Dataset excerpts:
:::
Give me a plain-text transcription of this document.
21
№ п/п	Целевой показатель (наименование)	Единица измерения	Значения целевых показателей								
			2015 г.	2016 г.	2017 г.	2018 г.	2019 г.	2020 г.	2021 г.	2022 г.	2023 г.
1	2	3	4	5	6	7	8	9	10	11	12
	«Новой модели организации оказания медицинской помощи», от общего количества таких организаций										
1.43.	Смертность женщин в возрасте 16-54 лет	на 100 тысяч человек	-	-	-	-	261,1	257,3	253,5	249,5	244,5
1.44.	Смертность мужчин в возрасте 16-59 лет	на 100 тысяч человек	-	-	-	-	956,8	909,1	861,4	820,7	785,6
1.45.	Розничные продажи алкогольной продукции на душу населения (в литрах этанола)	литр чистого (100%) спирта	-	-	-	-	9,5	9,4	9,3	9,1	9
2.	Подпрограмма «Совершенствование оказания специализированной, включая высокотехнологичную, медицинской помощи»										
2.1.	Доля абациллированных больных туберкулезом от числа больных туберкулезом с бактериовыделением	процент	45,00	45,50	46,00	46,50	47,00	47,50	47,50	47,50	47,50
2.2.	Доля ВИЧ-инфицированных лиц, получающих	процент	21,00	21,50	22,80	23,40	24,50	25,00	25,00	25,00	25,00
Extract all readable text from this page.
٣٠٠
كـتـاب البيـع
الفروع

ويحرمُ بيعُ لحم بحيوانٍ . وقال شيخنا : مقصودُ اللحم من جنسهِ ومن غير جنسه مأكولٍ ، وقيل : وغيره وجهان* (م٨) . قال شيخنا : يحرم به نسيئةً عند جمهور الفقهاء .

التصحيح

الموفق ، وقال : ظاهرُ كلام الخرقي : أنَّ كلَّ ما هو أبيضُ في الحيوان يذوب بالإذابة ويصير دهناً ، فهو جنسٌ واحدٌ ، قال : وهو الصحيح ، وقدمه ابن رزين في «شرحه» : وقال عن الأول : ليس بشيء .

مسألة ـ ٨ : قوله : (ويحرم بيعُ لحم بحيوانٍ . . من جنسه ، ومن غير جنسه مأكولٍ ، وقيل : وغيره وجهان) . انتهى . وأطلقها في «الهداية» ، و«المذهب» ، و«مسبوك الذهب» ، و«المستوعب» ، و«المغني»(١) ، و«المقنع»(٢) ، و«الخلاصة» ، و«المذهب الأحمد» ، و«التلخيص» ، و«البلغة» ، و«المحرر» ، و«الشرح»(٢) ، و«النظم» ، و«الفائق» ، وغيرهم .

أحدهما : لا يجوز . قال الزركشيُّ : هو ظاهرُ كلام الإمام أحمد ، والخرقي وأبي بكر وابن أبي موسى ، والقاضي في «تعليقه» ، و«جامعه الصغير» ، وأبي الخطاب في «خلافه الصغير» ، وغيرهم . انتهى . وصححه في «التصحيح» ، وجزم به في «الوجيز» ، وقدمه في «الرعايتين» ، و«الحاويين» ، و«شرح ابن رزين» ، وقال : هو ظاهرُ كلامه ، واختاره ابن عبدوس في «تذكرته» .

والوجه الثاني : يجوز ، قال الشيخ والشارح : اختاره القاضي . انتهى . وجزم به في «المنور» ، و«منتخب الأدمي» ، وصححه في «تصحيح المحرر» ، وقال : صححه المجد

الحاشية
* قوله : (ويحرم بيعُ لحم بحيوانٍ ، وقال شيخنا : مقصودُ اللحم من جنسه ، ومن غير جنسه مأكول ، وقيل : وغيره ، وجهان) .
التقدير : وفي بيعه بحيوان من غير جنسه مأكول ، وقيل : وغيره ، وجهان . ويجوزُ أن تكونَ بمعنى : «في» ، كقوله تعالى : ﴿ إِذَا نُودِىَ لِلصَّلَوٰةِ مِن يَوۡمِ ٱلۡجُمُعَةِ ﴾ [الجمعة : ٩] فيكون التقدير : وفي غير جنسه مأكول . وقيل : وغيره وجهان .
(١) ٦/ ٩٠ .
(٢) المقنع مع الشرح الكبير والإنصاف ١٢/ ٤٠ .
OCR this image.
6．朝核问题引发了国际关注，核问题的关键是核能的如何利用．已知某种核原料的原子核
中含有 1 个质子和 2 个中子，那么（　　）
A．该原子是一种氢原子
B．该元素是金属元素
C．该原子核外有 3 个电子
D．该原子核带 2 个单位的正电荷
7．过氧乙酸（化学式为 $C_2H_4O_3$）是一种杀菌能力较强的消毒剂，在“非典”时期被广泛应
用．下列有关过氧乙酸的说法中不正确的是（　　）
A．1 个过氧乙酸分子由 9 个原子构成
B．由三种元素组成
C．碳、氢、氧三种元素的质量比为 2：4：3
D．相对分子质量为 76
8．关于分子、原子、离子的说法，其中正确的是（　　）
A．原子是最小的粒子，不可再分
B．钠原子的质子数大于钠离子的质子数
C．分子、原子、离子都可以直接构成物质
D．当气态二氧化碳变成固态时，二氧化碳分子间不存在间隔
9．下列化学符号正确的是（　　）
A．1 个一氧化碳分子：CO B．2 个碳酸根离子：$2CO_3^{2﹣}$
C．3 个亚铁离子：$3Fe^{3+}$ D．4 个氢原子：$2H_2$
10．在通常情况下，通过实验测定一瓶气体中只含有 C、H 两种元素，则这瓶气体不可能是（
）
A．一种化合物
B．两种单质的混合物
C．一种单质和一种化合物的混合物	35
:::
Exercise aim: Nothing in the data may differ; print all of it exactly as written.

Result for this task:
Give me a plain-text transcription of this document.
21
№ п/п	Целевой показатель (наименование)	Единица измерения	Значения целевых показателей								
			2015 г.	2016 г.	2017 г.	2018 г.	2019 г.	2020 г.	2021 г.	2022 г.	2023 г.
1	2	3	4	5	6	7	8	9	10	11	12
	«Новой модели организации оказания медицинской помощи», от общего количества таких организаций										
1.43.	Смертность женщин в возрасте 16-54 лет	на 100 тысяч человек	-	-	-	-	261,1	257,3	253,5	249,5	244,5
1.44.	Смертность мужчин в возрасте 16-59 лет	на 100 тысяч человек	-	-	-	-	956,8	909,1	861,4	820,7	785,6
1.45.	Розничные продажи алкогольной продукции на душу населения (в литрах этанола)	литр чистого (100%) спирта	-	-	-	-	9,5	9,4	9,3	9,1	9
2.	Подпрограмма «Совершенствование оказания специализированной, включая высокотехнологичную, медицинской помощи»										
2.1.	Доля абациллированных больных туберкулезом от числа больных туберкулезом с бактериовыделением	процент	45,00	45,50	46,00	46,50	47,00	47,50	47,50	47,50	47,50
2.2.	Доля ВИЧ-инфицированных лиц, получающих	процент	21,00	21,50	22,80	23,40	24,50	25,00	25,00	25,00	25,00
Extract all readable text from this page.
٣٠٠
كـتـاب البيـع
الفروع

ويحرمُ بيعُ لحم بحيوانٍ . وقال شيخنا : مقصودُ اللحم من جنسهِ ومن غير جنسه مأكولٍ ، وقيل : وغيره وجهان* (م٨) . قال شيخنا : يحرم به نسيئةً عند جمهور الفقهاء .

التصحيح

الموفق ، وقال : ظاهرُ كلام الخرقي : أنَّ كلَّ ما هو أبيضُ في الحيوان يذوب بالإذابة ويصير دهناً ، فهو جنسٌ واحدٌ ، قال : وهو الصحيح ، وقدمه ابن رزين في «شرحه» : وقال عن الأول : ليس بشيء .

مسألة ـ ٨ : قوله : (ويحرم بيعُ لحم بحيوانٍ . . من جنسه ، ومن غير جنسه مأكولٍ ، وقيل : وغيره وجهان) . انتهى . وأطلقها في «الهداية» ، و«المذهب» ، و«مسبوك الذهب» ، و«المستوعب» ، و«المغني»(١) ، و«المقنع»(٢) ، و«الخلاصة» ، و«المذهب الأحمد» ، و«التلخيص» ، و«البلغة» ، و«المحرر» ، و«الشرح»(٢) ، و«النظم» ، و«الفائق» ، وغيرهم .

أحدهما : لا يجوز . قال الزركشيُّ : هو ظاهرُ كلام الإمام أحمد ، والخرقي وأبي بكر وابن أبي موسى ، والقاضي في «تعليقه» ، و«جامعه الصغير» ، وأبي الخطاب في «خلافه الصغير» ، وغيرهم . انتهى . وصححه في «التصحيح» ، وجزم به في «الوجيز» ، وقدمه في «الرعايتين» ، و«الحاويين» ، و«شرح ابن رزين» ، وقال : هو ظاهرُ كلامه ، واختاره ابن عبدوس في «تذكرته» .

والوجه الثاني : يجوز ، قال الشيخ والشارح : اختاره القاضي . انتهى . وجزم به في «المنور» ، و«منتخب الأدمي» ، وصححه في «تصحيح المحرر» ، وقال : صححه المجد

الحاشية
* قوله : (ويحرم بيعُ لحم بحيوانٍ ، وقال شيخنا : مقصودُ اللحم من جنسه ، ومن غير جنسه مأكول ، وقيل : وغيره ، وجهان) .
التقدير : وفي بيعه بحيوان من غير جنسه مأكول ، وقيل : وغيره ، وجهان . ويجوزُ أن تكونَ بمعنى : «في» ، كقوله تعالى : ﴿ إِذَا نُودِىَ لِلصَّلَوٰةِ مِن يَوۡمِ ٱلۡجُمُعَةِ ﴾ [الجمعة : ٩] فيكون التقدير : وفي غير جنسه مأكول . وقيل : وغيره وجهان .
(١) ٦/ ٩٠ .
(٢) المقنع مع الشرح الكبير والإنصاف ١٢/ ٤٠ .
OCR this image.
6．朝核问题引发了国际关注，核问题的关键是核能的如何利用．已知某种核原料的原子核
中含有 1 个质子和 2 个中子，那么（　　）
A．该原子是一种氢原子
B．该元素是金属元素
C．该原子核外有 3 个电子
D．该原子核带 2 个单位的正电荷
7．过氧乙酸（化学式为 $C_2H_4O_3$）是一种杀菌能力较强的消毒剂，在“非典”时期被广泛应
用．下列有关过氧乙酸的说法中不正确的是（　　）
A．1 个过氧乙酸分子由 9 个原子构成
B．由三种元素组成
C．碳、氢、氧三种元素的质量比为 2：4：3
D．相对分子质量为 76
8．关于分子、原子、离子的说法，其中正确的是（　　）
A．原子是最小的粒子，不可再分
B．钠原子的质子数大于钠离子的质子数
C．分子、原子、离子都可以直接构成物质
D．当气态二氧化碳变成固态时，二氧化碳分子间不存在间隔
9．下列化学符号正确的是（　　）
A．1 个一氧化碳分子：CO B．2 个碳酸根离子：$2CO_3^{2﹣}$
C．3 个亚铁离子：$3Fe^{3+}$ D．4 个氢原子：$2H_2$
10．在通常情况下，通过实验测定一瓶气体中只含有 C、H 两种元素，则这瓶气体不可能是（
）
A．一种化合物
B．两种单质的混合物
C．一种单质和一种化合物的混合物	35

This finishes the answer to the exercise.